Bunnies and Eggs

I’m sure there’s a whole great big pagan history of why Easter ended up being celebrated the way it did; why eggs and bunnies have come to represent the Western version of the holiday. It all somehow makes intuitive sense to me, and maybe that’s simply a factor of being born in the West and steeped in the culture. Culture is funny but it somehow works. Now that I’ve got this farm and I’m living more in tune with the seasons than I was able to in Chicago, I find many of those cultural givens make actual sense.

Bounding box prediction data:
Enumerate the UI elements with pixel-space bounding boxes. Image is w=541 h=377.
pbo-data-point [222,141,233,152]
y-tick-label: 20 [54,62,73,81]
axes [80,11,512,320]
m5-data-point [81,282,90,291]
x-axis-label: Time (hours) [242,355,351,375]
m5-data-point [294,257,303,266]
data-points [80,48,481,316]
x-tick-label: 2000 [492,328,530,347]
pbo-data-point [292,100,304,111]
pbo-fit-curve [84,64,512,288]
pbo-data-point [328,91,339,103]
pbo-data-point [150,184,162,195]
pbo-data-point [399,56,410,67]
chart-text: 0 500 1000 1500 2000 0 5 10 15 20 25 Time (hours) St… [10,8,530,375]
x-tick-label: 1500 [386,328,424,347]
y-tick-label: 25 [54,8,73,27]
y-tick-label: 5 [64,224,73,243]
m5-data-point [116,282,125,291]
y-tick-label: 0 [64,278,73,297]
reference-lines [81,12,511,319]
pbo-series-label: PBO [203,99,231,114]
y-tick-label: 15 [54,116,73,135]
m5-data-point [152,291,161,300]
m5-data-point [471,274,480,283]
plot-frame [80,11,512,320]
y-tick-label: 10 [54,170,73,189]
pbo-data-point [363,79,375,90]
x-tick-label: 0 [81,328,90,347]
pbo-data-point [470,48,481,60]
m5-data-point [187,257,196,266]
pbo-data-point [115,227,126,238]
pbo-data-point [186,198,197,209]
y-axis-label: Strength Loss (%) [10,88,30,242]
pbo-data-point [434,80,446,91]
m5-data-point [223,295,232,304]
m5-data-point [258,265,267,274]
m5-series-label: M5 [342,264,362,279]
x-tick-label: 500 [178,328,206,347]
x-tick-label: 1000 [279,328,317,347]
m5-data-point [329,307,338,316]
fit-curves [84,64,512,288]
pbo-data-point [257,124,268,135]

**Assigned task 1:**
Write out the stretch of the piece on Easter bunnies and eggs from "Bunnies and Eggs" through "make actual sense.", word for word.
**Assigned task 2:**
Continue the piece on Easter bunnies and eggs, picking up after its final sentence.

**Result 1:**
Bunnies and Eggs

I’m sure there’s a whole great big pagan history of why Easter ended up being celebrated the way it did; why eggs and bunnies have come to represent the Western version of the holiday. It all somehow makes intuitive sense to me, and maybe that’s simply a factor of being born in the West and steeped in the culture. Culture is funny but it somehow works. Now that I’ve got this farm and I’m living more in tune with the seasons than I was able to in Chicago, I find many of those cultural givens make actual sense.

**Result 2:**
Eggs and Easter and Spring, for instance. The goose has just started to lay her gigantic eggs. When I saw her sitting on her nest this morning, for the first time this year, my heart just leaped and I felt that spring had truly arrived. Toulouse, our generally very kind and gentle grey goose, becomes a quite aggressive broody mother. She looks so serene and graceful sitting atop her lightly buried eggs, but the moment you get anywhere near her, she’s positively terrifying. I happened to catch her off the nest in the afternoon, in the pasture nipping up new green grass. So I made a beeline for the nest to get the eggs while I could. (We have no gander, so there’s no sense in letting her sit, as none of the eggs will hatch.) But she saw me and came half-running, half-flying, loudly honking toward me. I won the race to the nest, though, and uncovered three eggs. Each one is an omelet.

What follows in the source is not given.